**AIM OF THE TASK**
Report how many lines hold the string "Excellence". Give the number and nothing else.

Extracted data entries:
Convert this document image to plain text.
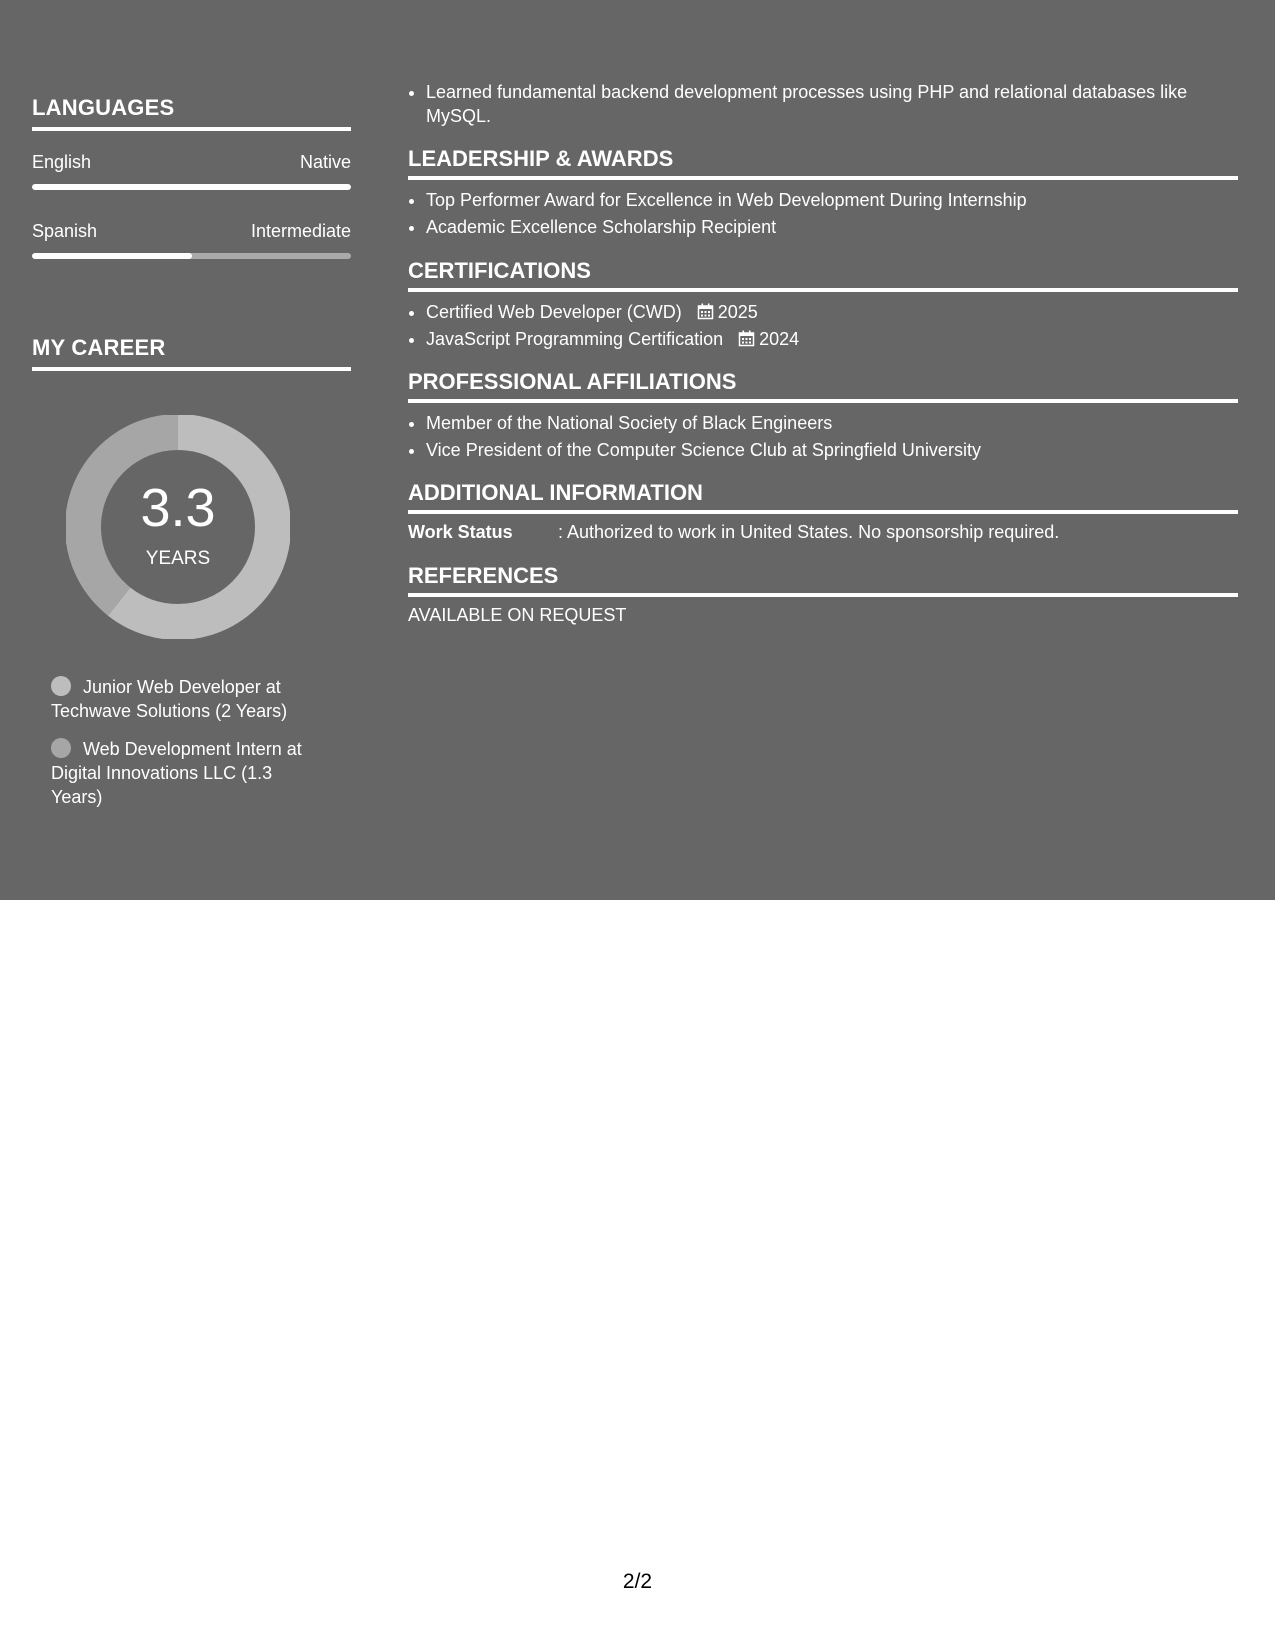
LANGUAGES
English	Native
Spanish	Intermediate
MY CAREER
3.3
YEARS
Junior Web Developer at Techwave Solutions (2 Years)
Web Development Intern at Digital Innovations LLC (1.3 Years)
• Learned fundamental backend development processes using PHP and relational databases like MySQL.
LEADERSHIP & AWARDS
• Top Performer Award for Excellence in Web Development During Internship
• Academic Excellence Scholarship Recipient
CERTIFICATIONS
• Certified Web Developer (CWD) 2025
• JavaScript Programming Certification 2024
PROFESSIONAL AFFILIATIONS
• Member of the National Society of Black Engineers
• Vice President of the Computer Science Club at Springfield University
ADDITIONAL INFORMATION
Work Status	: Authorized to work in United States. No sponsorship required.
REFERENCES
AVAILABLE ON REQUEST
2/2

**SOLUTION TO THE EXERCISE**
2